begin

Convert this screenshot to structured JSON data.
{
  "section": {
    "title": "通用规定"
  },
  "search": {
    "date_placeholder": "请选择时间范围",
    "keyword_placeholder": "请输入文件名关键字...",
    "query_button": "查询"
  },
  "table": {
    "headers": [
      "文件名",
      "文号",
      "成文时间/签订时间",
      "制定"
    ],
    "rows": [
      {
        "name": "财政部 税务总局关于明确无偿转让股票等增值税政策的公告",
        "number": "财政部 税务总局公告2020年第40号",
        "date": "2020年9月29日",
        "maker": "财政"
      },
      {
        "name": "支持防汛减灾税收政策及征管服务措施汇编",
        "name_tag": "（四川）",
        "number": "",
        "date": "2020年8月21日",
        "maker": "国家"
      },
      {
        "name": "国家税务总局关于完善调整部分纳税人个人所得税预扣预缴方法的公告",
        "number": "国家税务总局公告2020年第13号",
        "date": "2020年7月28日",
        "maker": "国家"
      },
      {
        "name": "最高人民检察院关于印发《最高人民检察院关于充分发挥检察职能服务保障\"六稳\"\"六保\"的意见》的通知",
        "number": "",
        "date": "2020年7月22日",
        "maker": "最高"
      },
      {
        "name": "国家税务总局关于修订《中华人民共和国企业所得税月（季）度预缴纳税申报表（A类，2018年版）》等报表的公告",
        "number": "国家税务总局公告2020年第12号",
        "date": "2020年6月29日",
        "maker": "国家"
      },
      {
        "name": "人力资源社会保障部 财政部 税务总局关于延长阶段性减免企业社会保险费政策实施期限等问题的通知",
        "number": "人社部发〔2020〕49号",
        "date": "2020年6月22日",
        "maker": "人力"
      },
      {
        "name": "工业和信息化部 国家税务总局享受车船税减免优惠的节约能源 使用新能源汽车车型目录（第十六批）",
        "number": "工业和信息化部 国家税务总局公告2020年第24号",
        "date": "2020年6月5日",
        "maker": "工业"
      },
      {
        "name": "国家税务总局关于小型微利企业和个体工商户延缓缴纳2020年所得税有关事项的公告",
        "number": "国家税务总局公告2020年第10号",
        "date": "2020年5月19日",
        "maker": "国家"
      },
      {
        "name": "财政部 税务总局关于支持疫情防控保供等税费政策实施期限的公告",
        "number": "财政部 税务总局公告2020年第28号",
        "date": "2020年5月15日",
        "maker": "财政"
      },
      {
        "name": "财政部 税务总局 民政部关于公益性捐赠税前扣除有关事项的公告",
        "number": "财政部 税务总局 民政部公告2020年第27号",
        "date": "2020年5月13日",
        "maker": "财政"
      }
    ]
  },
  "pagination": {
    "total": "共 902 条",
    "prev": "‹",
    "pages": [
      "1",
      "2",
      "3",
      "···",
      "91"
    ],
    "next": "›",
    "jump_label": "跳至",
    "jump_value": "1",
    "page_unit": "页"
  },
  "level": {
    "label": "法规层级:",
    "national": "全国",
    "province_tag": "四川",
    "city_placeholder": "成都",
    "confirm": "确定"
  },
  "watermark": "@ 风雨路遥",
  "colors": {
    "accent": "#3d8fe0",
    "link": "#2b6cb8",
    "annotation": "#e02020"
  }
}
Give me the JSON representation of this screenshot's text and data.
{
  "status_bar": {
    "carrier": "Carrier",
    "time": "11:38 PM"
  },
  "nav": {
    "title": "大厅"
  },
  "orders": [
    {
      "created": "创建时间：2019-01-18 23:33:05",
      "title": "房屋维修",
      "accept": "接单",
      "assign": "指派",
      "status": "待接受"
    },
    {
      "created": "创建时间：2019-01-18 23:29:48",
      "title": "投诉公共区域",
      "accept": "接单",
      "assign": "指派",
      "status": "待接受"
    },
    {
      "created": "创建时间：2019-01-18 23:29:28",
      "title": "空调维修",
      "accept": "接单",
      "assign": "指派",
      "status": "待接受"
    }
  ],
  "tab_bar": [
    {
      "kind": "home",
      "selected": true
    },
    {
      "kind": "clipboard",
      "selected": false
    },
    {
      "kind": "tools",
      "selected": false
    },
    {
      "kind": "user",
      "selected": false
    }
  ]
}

end

▸ **Set task**
Could you transcribe the records in full, exactly?

▸ **Exercise solution**
Convert this screenshot to structured JSON data.
{
  "section": {
    "title": "通用规定"
  },
  "search": {
    "date_placeholder": "请选择时间范围",
    "keyword_placeholder": "请输入文件名关键字...",
    "query_button": "查询"
  },
  "table": {
    "headers": [
      "文件名",
      "文号",
      "成文时间/签订时间",
      "制定"
    ],
    "rows": [
      {
        "name": "财政部 税务总局关于明确无偿转让股票等增值税政策的公告",
        "number": "财政部 税务总局公告2020年第40号",
        "date": "2020年9月29日",
        "maker": "财政"
      },
      {
        "name": "支持防汛减灾税收政策及征管服务措施汇编",
        "name_tag": "（四川）",
        "number": "",
        "date": "2020年8月21日",
        "maker": "国家"
      },
      {
        "name": "国家税务总局关于完善调整部分纳税人个人所得税预扣预缴方法的公告",
        "number": "国家税务总局公告2020年第13号",
        "date": "2020年7月28日",
        "maker": "国家"
      },
      {
        "name": "最高人民检察院关于印发《最高人民检察院关于充分发挥检察职能服务保障\"六稳\"\"六保\"的意见》的通知",
        "number": "",
        "date": "2020年7月22日",
        "maker": "最高"
      },
      {
        "name": "国家税务总局关于修订《中华人民共和国企业所得税月（季）度预缴纳税申报表（A类，2018年版）》等报表的公告",
        "number": "国家税务总局公告2020年第12号",
        "date": "2020年6月29日",
        "maker": "国家"
      },
      {
        "name": "人力资源社会保障部 财政部 税务总局关于延长阶段性减免企业社会保险费政策实施期限等问题的通知",
        "number": "人社部发〔2020〕49号",
        "date": "2020年6月22日",
        "maker": "人力"
      },
      {
        "name": "工业和信息化部 国家税务总局享受车船税减免优惠的节约能源 使用新能源汽车车型目录（第十六批）",
        "number": "工业和信息化部 国家税务总局公告2020年第24号",
        "date": "2020年6月5日",
        "maker": "工业"
      },
      {
        "name": "国家税务总局关于小型微利企业和个体工商户延缓缴纳2020年所得税有关事项的公告",
        "number": "国家税务总局公告2020年第10号",
        "date": "2020年5月19日",
        "maker": "国家"
      },
      {
        "name": "财政部 税务总局关于支持疫情防控保供等税费政策实施期限的公告",
        "number": "财政部 税务总局公告2020年第28号",
        "date": "2020年5月15日",
        "maker": "财政"
      },
      {
        "name": "财政部 税务总局 民政部关于公益性捐赠税前扣除有关事项的公告",
        "number": "财政部 税务总局 民政部公告2020年第27号",
        "date": "2020年5月13日",
        "maker": "财政"
      }
    ]
  },
  "pagination": {
    "total": "共 902 条",
    "prev": "‹",
    "pages": [
      "1",
      "2",
      "3",
      "···",
      "91"
    ],
    "next": "›",
    "jump_label": "跳至",
    "jump_value": "1",
    "page_unit": "页"
  },
  "level": {
    "label": "法规层级:",
    "national": "全国",
    "province_tag": "四川",
    "city_placeholder": "成都",
    "confirm": "确定"
  },
  "watermark": "@ 风雨路遥",
  "colors": {
    "accent": "#3d8fe0",
    "link": "#2b6cb8",
    "annotation": "#e02020"
  }
}
Give me the JSON representation of this screenshot's text and data.
{
  "status_bar": {
    "carrier": "Carrier",
    "time": "11:38 PM"
  },
  "nav": {
    "title": "大厅"
  },
  "orders": [
    {
      "created": "创建时间：2019-01-18 23:33:05",
      "title": "房屋维修",
      "accept": "接单",
      "assign": "指派",
      "status": "待接受"
    },
    {
      "created": "创建时间：2019-01-18 23:29:48",
      "title": "投诉公共区域",
      "accept": "接单",
      "assign": "指派",
      "status": "待接受"
    },
    {
      "created": "创建时间：2019-01-18 23:29:28",
      "title": "空调维修",
      "accept": "接单",
      "assign": "指派",
      "status": "待接受"
    }
  ],
  "tab_bar": [
    {
      "kind": "home",
      "selected": true
    },
    {
      "kind": "clipboard",
      "selected": false
    },
    {
      "kind": "tools",
      "selected": false
    },
    {
      "kind": "user",
      "selected": false
    }
  ]
}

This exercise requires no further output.